#### What you need to do
Return the material word for word. Do not include pictures.

Extracted records
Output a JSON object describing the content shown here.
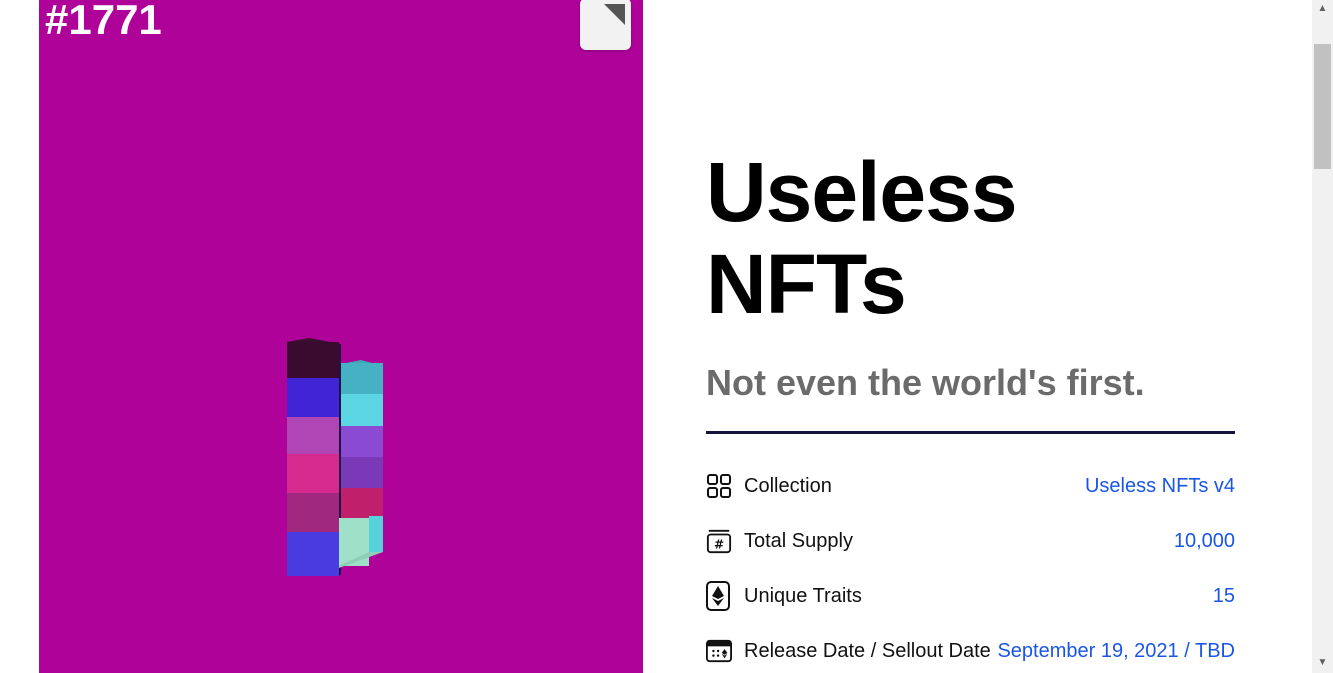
{
  "artwork": {
    "token_id": "#1771",
    "background_color": "#ae0299"
  },
  "hero": {
    "title": "Useless NFTs",
    "subtitle": "Not even the world's first."
  },
  "details": [
    {
      "icon": "grid-icon",
      "label": "Collection",
      "value": "Useless NFTs v4"
    },
    {
      "icon": "hash-icon",
      "label": "Total Supply",
      "value": "10,000"
    },
    {
      "icon": "ethereum-icon",
      "label": "Unique Traits",
      "value": "15"
    },
    {
      "icon": "calendar-icon",
      "label": "Release Date / Sellout Date",
      "value": "September 19, 2021 / TBD"
    }
  ],
  "colors": {
    "accent_link": "#1a56e6",
    "rule": "#14143a",
    "subtitle": "#6b6b6b"
  }
}
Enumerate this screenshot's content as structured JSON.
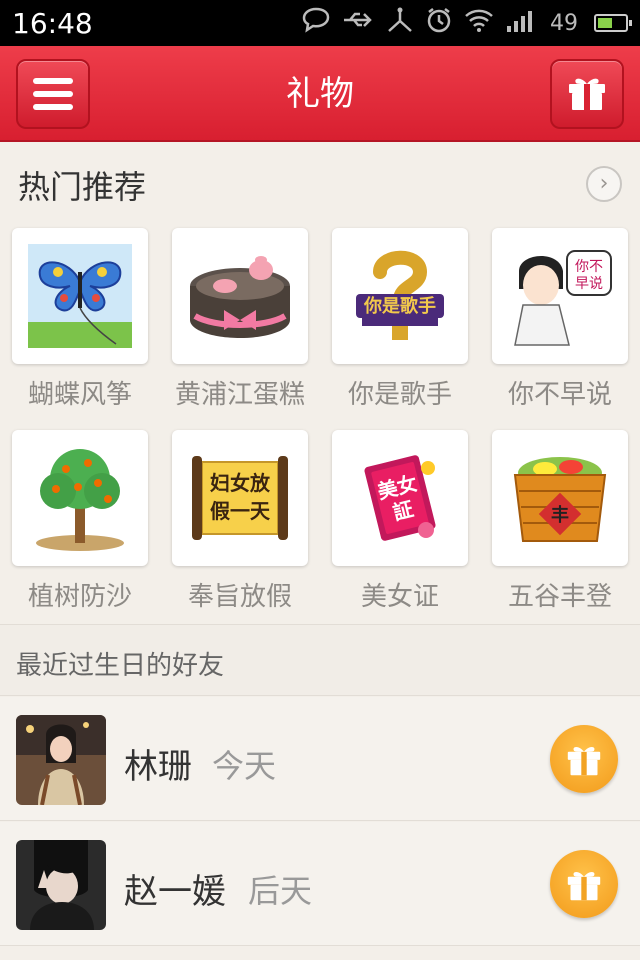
{
  "status_bar": {
    "time": "16:48",
    "battery": "49"
  },
  "title_bar": {
    "title": "礼物"
  },
  "hot": {
    "label": "热门推荐",
    "more_icon": "chevron-right-icon",
    "gifts": [
      {
        "name": "蝴蝶风筝"
      },
      {
        "name": "黄浦江蛋糕"
      },
      {
        "name": "你是歌手"
      },
      {
        "name": "你不早说"
      },
      {
        "name": "植树防沙"
      },
      {
        "name": "奉旨放假"
      },
      {
        "name": "美女证"
      },
      {
        "name": "五谷丰登"
      }
    ]
  },
  "birthdays": {
    "label": "最近过生日的好友",
    "friends": [
      {
        "name": "林珊",
        "when": "今天"
      },
      {
        "name": "赵一媛",
        "when": "后天"
      }
    ]
  },
  "colors": {
    "brand_red": "#e02a39",
    "gift_orange": "#f5a623"
  }
}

#### Answer to this exercise
Output a JSON object describing the content shown here.
{
  "artwork": {
    "token_id": "#1771",
    "background_color": "#ae0299"
  },
  "hero": {
    "title": "Useless NFTs",
    "subtitle": "Not even the world's first."
  },
  "details": [
    {
      "icon": "grid-icon",
      "label": "Collection",
      "value": "Useless NFTs v4"
    },
    {
      "icon": "hash-icon",
      "label": "Total Supply",
      "value": "10,000"
    },
    {
      "icon": "ethereum-icon",
      "label": "Unique Traits",
      "value": "15"
    },
    {
      "icon": "calendar-icon",
      "label": "Release Date / Sellout Date",
      "value": "September 19, 2021 / TBD"
    }
  ],
  "colors": {
    "accent_link": "#1a56e6",
    "rule": "#14143a",
    "subtitle": "#6b6b6b"
  }
}
Enumerate this screenshot's content as structured JSON.
{
  "status_bar": {
    "time": "16:48",
    "battery": "49"
  },
  "title_bar": {
    "title": "礼物"
  },
  "hot": {
    "label": "热门推荐",
    "more_icon": "chevron-right-icon",
    "gifts": [
      {
        "name": "蝴蝶风筝"
      },
      {
        "name": "黄浦江蛋糕"
      },
      {
        "name": "你是歌手"
      },
      {
        "name": "你不早说"
      },
      {
        "name": "植树防沙"
      },
      {
        "name": "奉旨放假"
      },
      {
        "name": "美女证"
      },
      {
        "name": "五谷丰登"
      }
    ]
  },
  "birthdays": {
    "label": "最近过生日的好友",
    "friends": [
      {
        "name": "林珊",
        "when": "今天"
      },
      {
        "name": "赵一媛",
        "when": "后天"
      }
    ]
  },
  "colors": {
    "brand_red": "#e02a39",
    "gift_orange": "#f5a623"
  }
}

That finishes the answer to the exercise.